* _EXERCISE REQUIREMENTS_
Where a line in the listing below contains the word "href", copy that line.

Stored entries

********

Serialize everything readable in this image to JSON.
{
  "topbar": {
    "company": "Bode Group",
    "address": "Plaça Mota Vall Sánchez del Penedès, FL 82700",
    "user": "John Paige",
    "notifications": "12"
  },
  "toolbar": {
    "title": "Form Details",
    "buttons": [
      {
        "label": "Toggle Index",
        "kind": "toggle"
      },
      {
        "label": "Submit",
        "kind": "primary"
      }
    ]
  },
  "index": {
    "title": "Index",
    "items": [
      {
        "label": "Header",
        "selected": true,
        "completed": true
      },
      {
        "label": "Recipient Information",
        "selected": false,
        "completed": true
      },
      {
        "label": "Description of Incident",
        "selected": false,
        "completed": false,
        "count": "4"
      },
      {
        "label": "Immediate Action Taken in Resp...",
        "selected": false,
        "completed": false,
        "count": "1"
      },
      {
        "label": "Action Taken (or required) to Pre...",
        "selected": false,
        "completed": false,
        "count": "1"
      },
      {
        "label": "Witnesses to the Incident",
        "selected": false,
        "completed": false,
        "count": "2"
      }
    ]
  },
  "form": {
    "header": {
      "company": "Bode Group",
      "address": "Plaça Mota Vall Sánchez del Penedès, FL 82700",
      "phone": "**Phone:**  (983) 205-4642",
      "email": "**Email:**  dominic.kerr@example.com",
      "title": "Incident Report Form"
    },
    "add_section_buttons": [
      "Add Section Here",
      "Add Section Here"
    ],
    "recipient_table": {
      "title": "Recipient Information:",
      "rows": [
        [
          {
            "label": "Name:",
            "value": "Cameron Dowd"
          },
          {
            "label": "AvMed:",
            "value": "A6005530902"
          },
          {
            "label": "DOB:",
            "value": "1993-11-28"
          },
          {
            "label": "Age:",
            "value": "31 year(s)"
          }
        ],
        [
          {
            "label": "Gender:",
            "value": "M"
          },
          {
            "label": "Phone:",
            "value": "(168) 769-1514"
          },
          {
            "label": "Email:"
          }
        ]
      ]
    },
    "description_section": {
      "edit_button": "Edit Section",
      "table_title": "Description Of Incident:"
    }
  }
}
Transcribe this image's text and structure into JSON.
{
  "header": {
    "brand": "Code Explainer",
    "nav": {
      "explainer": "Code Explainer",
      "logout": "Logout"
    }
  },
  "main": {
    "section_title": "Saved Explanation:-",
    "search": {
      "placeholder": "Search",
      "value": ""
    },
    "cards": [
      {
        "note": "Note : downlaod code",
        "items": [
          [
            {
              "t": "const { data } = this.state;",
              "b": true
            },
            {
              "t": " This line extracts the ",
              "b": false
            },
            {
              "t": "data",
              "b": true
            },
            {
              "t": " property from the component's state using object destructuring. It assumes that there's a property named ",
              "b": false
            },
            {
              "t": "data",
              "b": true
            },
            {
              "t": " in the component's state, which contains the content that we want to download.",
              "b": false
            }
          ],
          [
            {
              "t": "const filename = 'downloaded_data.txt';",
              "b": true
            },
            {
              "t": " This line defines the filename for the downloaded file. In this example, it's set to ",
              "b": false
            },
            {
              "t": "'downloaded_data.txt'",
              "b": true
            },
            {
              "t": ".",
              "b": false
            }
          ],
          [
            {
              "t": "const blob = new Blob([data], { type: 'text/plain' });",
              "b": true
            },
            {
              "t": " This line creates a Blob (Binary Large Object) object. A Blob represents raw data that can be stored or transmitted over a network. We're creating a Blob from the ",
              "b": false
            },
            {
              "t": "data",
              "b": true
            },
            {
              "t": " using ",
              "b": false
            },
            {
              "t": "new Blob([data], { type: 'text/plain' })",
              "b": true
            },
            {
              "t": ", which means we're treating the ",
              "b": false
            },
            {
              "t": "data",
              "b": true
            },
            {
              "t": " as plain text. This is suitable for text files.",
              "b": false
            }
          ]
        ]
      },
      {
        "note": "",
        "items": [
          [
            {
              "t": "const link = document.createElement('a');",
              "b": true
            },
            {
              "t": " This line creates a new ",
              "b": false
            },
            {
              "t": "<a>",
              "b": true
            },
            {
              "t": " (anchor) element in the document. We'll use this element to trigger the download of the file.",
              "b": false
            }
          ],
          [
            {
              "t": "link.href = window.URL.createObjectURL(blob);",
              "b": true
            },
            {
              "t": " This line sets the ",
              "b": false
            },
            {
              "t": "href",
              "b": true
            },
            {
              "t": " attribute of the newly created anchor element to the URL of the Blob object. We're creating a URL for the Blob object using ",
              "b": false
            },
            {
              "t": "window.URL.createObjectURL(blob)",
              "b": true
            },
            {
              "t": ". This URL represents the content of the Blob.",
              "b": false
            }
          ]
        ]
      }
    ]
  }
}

********

* _RESPONSE TO THIS EXERCISE_
              "t": "link.href = window.URL.createObjectURL(blob);",
              "t": "href",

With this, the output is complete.